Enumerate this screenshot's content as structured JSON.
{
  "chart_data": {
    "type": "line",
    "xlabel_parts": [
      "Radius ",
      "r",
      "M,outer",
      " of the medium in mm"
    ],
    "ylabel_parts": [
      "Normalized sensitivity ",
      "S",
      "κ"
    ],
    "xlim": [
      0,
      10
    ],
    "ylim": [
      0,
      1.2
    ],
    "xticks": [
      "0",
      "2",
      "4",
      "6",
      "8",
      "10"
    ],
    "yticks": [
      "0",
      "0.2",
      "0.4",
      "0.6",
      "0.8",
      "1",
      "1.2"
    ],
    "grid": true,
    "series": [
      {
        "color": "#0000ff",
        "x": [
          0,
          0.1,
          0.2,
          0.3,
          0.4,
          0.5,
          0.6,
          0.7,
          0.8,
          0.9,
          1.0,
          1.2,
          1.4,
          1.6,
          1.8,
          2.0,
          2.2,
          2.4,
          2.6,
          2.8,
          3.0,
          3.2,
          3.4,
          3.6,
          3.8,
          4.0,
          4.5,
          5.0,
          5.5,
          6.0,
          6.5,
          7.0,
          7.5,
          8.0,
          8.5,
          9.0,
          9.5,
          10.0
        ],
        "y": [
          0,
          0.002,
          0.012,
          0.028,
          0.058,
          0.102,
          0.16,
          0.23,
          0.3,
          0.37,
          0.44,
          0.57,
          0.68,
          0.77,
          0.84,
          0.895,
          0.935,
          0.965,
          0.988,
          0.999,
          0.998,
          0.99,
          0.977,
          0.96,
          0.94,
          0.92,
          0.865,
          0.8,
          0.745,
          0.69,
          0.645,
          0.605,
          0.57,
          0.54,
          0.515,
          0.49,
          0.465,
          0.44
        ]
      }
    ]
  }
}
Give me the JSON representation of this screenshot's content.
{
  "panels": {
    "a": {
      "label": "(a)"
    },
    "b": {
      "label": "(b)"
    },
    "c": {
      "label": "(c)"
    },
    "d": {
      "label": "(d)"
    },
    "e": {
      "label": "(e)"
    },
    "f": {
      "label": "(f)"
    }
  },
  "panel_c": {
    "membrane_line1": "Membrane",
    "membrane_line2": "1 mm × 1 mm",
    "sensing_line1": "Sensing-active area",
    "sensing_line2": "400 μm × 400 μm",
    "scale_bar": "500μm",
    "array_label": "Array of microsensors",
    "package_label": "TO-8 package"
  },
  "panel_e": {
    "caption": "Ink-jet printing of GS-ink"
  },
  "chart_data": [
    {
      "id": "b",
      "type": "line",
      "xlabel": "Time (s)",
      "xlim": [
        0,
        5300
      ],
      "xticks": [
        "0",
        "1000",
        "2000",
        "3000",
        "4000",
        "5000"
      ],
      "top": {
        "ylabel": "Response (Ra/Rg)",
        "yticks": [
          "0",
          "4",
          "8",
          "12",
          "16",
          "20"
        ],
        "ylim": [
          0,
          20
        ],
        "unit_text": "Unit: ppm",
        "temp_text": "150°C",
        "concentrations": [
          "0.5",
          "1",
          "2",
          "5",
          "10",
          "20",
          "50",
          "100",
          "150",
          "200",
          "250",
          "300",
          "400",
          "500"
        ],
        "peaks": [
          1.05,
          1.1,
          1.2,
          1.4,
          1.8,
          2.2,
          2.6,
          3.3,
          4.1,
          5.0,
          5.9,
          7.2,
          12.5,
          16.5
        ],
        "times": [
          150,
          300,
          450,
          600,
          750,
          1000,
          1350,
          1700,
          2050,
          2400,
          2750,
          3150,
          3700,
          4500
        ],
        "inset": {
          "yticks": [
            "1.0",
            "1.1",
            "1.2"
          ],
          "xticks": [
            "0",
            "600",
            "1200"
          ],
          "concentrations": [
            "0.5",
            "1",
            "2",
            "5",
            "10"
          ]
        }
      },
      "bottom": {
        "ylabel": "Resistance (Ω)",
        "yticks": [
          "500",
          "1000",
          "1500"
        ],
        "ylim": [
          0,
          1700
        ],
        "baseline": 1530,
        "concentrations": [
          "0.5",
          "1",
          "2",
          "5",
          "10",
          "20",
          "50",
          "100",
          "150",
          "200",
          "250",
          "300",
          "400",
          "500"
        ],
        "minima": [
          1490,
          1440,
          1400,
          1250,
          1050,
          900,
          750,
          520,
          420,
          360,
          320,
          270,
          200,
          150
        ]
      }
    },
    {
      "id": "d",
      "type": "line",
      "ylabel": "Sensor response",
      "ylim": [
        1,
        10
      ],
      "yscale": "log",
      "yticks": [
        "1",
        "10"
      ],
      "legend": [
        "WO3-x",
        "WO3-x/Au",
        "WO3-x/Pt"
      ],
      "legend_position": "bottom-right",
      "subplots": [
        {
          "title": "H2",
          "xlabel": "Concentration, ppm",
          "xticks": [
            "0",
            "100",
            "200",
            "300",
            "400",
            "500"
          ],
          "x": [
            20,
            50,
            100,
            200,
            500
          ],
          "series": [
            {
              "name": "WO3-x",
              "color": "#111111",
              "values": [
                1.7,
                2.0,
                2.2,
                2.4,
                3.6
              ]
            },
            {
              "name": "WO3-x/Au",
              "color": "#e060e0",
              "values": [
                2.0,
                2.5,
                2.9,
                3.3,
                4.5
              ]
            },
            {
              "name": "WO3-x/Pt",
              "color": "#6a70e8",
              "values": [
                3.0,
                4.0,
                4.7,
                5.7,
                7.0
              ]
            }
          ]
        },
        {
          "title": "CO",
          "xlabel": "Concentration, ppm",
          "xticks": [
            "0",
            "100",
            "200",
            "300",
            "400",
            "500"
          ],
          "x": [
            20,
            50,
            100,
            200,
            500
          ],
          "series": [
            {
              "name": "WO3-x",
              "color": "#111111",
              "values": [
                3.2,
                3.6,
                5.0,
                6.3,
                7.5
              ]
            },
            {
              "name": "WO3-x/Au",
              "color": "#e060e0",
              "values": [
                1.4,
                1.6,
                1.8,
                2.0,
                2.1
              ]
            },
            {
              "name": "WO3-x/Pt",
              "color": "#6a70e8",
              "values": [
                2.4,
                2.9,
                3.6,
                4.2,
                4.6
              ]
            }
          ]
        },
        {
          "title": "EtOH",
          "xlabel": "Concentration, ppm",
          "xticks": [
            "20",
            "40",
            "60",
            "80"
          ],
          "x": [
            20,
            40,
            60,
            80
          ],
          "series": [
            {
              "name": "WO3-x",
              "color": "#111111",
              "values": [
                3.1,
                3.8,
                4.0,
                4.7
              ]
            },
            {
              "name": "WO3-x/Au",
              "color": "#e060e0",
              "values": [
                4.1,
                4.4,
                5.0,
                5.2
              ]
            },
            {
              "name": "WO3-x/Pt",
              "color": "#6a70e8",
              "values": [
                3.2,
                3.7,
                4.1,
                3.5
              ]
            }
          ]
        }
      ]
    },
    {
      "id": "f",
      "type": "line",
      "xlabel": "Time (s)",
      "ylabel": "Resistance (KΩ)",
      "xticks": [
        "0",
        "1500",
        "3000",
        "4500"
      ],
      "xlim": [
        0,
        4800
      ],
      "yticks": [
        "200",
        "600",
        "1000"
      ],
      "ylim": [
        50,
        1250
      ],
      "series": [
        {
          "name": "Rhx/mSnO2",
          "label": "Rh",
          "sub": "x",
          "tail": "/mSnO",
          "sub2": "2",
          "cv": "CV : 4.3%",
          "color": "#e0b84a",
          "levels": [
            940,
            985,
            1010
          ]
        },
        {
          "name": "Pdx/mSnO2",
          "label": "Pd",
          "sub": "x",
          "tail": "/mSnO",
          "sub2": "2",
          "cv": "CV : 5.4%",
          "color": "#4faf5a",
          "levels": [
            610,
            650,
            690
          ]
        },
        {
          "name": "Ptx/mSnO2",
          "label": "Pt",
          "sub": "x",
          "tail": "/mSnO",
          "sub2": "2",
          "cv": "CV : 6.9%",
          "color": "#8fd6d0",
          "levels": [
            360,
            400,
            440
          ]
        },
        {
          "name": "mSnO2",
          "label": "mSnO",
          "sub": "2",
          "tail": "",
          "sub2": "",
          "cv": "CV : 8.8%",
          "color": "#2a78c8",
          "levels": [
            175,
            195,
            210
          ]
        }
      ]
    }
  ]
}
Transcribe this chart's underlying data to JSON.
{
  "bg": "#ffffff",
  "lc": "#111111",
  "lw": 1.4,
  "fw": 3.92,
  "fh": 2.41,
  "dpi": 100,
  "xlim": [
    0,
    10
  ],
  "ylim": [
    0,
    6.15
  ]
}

REQUIRED TASK. Repeat exactly the lines above from the line that contains "Transcribe this chart's" through the end. Include both of these ends; leave out everything else.

EXERCISE RESULT.
Transcribe this chart's underlying data to JSON.
{
  "bg": "#ffffff",
  "lc": "#111111",
  "lw": 1.4,
  "fw": 3.92,
  "fh": 2.41,
  "dpi": 100,
  "xlim": [
    0,
    10
  ],
  "ylim": [
    0,
    6.15
  ]
}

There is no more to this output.